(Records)
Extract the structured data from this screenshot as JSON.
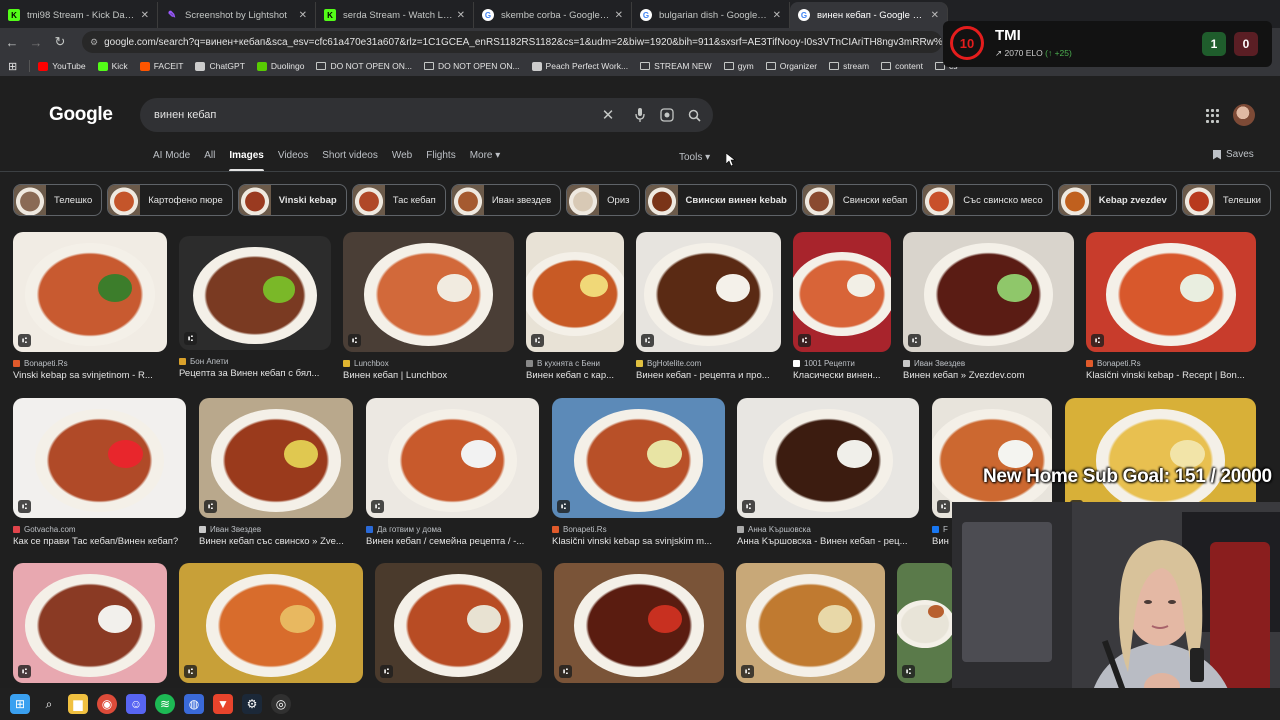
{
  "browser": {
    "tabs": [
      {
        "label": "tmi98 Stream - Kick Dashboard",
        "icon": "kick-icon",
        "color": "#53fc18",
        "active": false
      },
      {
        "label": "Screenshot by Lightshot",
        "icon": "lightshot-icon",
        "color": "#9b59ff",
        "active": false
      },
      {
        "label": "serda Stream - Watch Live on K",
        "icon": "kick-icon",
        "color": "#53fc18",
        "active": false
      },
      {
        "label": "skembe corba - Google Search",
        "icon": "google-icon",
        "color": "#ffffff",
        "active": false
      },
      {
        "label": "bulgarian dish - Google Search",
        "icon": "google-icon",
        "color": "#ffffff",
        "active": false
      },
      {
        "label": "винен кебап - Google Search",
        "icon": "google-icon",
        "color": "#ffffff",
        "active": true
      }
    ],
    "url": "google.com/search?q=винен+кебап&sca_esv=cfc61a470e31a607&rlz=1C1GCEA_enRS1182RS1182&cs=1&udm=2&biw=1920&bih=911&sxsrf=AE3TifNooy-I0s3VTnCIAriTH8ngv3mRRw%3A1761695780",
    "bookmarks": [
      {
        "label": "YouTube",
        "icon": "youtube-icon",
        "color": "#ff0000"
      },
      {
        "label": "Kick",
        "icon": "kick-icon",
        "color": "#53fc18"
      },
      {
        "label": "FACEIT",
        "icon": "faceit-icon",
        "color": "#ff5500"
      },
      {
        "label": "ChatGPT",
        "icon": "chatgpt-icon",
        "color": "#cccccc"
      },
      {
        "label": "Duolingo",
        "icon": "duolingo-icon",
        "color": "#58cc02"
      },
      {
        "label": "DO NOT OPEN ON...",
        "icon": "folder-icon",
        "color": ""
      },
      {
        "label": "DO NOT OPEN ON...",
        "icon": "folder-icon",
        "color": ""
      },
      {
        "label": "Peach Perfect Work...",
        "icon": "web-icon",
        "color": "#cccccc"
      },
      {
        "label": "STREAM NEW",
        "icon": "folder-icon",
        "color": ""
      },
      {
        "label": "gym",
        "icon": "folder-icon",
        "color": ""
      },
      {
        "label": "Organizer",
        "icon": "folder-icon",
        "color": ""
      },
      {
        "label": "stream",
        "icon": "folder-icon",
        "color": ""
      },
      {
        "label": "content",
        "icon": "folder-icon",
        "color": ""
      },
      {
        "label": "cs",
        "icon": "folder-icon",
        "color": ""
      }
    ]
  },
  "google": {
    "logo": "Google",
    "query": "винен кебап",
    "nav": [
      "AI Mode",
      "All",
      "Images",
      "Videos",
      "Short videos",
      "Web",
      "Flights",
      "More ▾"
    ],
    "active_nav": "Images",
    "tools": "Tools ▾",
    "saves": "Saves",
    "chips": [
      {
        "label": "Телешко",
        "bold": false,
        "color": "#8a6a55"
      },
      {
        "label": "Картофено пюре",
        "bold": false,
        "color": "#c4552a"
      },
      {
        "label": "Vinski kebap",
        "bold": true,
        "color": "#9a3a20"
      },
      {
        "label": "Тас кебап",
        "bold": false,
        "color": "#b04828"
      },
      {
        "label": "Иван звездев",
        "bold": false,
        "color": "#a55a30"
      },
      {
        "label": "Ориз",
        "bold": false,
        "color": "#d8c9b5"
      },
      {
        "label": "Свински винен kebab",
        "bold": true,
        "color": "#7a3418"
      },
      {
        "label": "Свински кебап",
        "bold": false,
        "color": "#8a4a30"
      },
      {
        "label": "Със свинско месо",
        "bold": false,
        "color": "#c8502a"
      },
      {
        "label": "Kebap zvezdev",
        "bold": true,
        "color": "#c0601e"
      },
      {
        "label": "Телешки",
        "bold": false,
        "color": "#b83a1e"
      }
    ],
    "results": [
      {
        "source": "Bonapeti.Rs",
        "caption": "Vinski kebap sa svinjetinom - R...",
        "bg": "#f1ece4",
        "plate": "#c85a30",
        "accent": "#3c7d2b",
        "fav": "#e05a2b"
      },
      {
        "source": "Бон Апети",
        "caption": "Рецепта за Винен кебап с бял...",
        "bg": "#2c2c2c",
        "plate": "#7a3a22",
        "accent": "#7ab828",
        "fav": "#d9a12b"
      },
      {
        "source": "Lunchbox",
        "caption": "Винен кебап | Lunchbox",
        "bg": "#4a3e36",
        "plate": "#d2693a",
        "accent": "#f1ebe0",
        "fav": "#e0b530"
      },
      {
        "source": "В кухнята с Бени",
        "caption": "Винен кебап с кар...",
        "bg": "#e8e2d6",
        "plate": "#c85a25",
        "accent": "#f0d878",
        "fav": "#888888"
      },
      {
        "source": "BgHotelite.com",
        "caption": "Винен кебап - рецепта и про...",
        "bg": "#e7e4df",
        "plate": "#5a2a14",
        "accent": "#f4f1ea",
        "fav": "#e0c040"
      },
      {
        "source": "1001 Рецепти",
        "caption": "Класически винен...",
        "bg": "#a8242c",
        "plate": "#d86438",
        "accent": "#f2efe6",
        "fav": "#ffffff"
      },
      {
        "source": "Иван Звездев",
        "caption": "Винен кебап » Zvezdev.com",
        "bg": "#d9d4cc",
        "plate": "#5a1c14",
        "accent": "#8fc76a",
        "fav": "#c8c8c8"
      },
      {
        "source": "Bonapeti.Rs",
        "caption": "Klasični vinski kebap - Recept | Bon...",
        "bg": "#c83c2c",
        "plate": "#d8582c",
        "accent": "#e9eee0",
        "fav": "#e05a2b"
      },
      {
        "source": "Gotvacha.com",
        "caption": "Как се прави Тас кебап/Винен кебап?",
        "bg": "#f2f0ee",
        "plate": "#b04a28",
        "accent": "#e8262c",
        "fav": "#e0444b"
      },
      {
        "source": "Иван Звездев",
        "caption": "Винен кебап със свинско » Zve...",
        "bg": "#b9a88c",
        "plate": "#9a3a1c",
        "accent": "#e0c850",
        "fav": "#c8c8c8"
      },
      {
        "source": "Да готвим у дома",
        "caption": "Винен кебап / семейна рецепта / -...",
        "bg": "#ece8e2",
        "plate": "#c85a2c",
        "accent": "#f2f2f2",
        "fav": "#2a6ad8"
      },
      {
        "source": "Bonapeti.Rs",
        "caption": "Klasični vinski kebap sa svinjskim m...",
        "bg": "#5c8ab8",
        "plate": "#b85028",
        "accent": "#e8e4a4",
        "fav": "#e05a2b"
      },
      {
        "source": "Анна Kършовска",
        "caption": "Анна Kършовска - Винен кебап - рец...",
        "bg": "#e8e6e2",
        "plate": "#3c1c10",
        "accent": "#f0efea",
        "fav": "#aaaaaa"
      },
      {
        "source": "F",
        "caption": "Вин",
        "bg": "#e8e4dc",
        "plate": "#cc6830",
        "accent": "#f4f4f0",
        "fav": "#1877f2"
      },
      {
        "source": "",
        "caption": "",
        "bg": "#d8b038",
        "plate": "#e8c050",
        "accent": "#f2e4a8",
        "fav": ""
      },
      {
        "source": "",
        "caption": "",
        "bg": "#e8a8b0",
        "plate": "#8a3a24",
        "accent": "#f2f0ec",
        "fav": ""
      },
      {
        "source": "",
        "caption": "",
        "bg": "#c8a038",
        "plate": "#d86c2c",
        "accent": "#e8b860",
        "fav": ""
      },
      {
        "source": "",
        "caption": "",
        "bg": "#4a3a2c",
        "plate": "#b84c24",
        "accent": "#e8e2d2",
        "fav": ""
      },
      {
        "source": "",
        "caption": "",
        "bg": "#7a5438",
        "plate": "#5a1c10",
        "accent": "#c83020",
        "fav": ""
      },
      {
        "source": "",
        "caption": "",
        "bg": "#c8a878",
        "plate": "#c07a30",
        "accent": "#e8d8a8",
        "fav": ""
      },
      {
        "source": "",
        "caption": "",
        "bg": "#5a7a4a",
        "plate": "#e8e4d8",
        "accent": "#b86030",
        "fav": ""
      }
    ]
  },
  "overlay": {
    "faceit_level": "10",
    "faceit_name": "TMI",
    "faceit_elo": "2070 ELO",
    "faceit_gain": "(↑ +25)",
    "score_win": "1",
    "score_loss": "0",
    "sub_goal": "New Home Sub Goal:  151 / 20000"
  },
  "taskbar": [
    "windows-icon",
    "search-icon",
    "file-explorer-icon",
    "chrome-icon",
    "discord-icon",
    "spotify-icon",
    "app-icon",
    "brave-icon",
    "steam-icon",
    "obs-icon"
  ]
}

...

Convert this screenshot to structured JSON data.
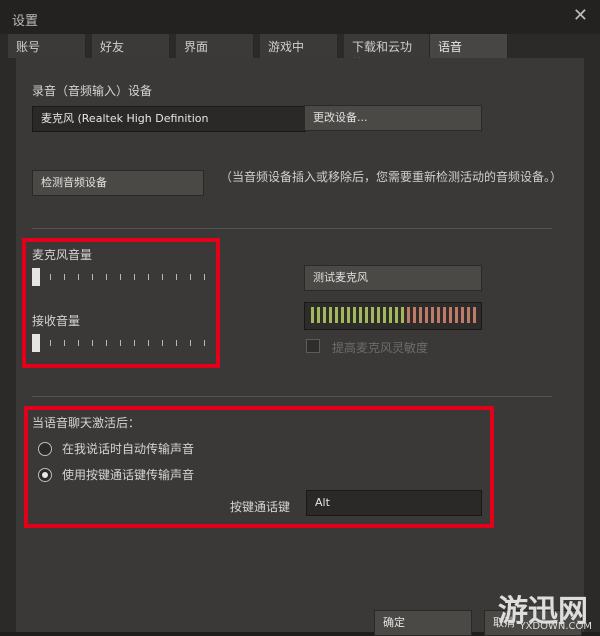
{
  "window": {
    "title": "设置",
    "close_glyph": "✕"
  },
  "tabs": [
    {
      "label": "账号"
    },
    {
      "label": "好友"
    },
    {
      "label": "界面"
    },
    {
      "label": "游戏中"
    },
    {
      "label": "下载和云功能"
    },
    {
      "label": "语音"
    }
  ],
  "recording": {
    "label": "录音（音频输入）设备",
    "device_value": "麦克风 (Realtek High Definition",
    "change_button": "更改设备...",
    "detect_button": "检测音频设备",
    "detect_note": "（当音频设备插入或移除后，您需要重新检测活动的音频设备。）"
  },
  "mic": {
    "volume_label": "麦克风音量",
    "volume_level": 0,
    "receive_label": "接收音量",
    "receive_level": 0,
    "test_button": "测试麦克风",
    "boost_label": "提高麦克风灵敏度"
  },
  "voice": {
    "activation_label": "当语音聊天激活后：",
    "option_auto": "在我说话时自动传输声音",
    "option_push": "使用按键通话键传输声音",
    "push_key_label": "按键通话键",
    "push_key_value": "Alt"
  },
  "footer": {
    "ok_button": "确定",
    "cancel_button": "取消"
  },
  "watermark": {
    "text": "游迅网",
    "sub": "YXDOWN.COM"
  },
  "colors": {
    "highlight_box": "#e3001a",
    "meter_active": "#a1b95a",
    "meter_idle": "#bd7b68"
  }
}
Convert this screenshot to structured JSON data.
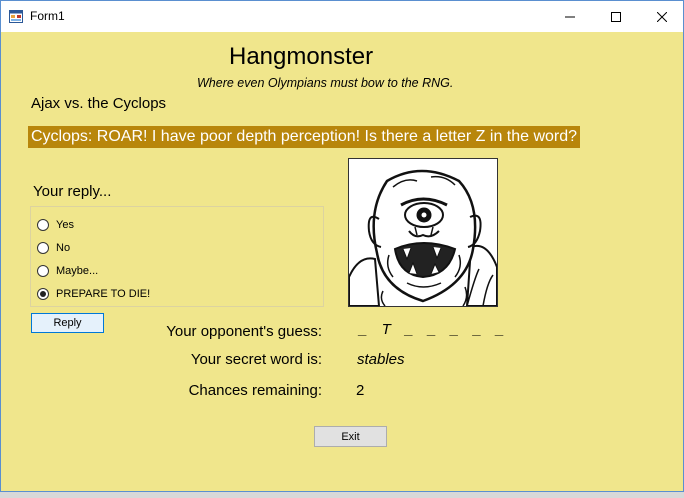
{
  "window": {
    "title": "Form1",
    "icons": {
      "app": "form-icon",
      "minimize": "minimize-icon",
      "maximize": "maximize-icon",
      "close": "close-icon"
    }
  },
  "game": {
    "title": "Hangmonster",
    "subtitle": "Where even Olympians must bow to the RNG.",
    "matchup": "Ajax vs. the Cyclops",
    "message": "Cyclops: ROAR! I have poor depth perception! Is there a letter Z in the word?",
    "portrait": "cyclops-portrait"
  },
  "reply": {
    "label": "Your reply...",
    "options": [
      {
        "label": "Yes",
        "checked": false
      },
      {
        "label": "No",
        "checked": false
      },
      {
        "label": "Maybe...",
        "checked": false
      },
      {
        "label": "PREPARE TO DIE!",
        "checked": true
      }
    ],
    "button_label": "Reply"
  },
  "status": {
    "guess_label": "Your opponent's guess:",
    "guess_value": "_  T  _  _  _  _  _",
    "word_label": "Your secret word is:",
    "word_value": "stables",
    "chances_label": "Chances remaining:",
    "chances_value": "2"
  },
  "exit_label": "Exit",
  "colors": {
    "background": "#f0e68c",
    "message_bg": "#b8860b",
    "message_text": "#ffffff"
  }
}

= What you should do =
Look over the listing above. Pick out and copy every line that includes "Kършовска".

= Solution for this exercise =
        "source": "Анна Kършовска",
        "caption": "Анна Kършовска - Винен кебап - рец...",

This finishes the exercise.